Task
Retype every line of the records below without changing a single character.

---------- Data for this task ----------

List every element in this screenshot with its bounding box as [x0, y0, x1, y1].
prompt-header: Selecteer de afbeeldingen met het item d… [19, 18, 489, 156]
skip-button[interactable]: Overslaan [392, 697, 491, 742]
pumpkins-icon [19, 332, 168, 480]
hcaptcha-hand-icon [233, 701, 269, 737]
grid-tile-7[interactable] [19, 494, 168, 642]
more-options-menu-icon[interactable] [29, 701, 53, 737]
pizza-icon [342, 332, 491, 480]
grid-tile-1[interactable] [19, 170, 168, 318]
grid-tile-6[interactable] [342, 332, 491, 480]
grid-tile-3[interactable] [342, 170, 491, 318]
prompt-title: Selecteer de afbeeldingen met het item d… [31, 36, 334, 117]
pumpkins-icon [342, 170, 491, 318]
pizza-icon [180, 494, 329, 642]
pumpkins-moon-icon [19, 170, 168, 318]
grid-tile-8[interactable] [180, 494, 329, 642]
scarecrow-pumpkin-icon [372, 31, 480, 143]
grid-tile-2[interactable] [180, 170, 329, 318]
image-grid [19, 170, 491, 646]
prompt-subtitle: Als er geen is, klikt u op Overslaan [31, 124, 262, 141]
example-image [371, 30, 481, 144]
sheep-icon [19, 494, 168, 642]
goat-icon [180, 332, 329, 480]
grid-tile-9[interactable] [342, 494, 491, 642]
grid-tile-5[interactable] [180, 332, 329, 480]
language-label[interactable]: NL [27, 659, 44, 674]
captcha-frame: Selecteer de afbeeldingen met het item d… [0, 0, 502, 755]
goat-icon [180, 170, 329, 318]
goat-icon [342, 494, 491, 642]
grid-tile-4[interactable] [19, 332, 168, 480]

----------

Answer to this problem
List every element in this screenshot with its bounding box as [x0, y0, x1, y1].
prompt-header: Selecteer de afbeeldingen met het item d… [19, 18, 489, 156]
skip-button[interactable]: Overslaan [392, 697, 491, 742]
pumpkins-icon [19, 332, 168, 480]
hcaptcha-hand-icon [233, 701, 269, 737]
grid-tile-7[interactable] [19, 494, 168, 642]
more-options-menu-icon[interactable] [29, 701, 53, 737]
pizza-icon [342, 332, 491, 480]
grid-tile-1[interactable] [19, 170, 168, 318]
grid-tile-6[interactable] [342, 332, 491, 480]
grid-tile-3[interactable] [342, 170, 491, 318]
prompt-title: Selecteer de afbeeldingen met het item d… [31, 36, 334, 117]
pumpkins-icon [342, 170, 491, 318]
pizza-icon [180, 494, 329, 642]
pumpkins-moon-icon [19, 170, 168, 318]
grid-tile-8[interactable] [180, 494, 329, 642]
scarecrow-pumpkin-icon [372, 31, 480, 143]
grid-tile-2[interactable] [180, 170, 329, 318]
image-grid [19, 170, 491, 646]
prompt-subtitle: Als er geen is, klikt u op Overslaan [31, 124, 262, 141]
example-image [371, 30, 481, 144]
sheep-icon [19, 494, 168, 642]
goat-icon [180, 332, 329, 480]
grid-tile-9[interactable] [342, 494, 491, 642]
grid-tile-5[interactable] [180, 332, 329, 480]
language-label[interactable]: NL [27, 659, 44, 674]
captcha-frame: Selecteer de afbeeldingen met het item d… [0, 0, 502, 755]
goat-icon [180, 170, 329, 318]
goat-icon [342, 494, 491, 642]
grid-tile-4[interactable] [19, 332, 168, 480]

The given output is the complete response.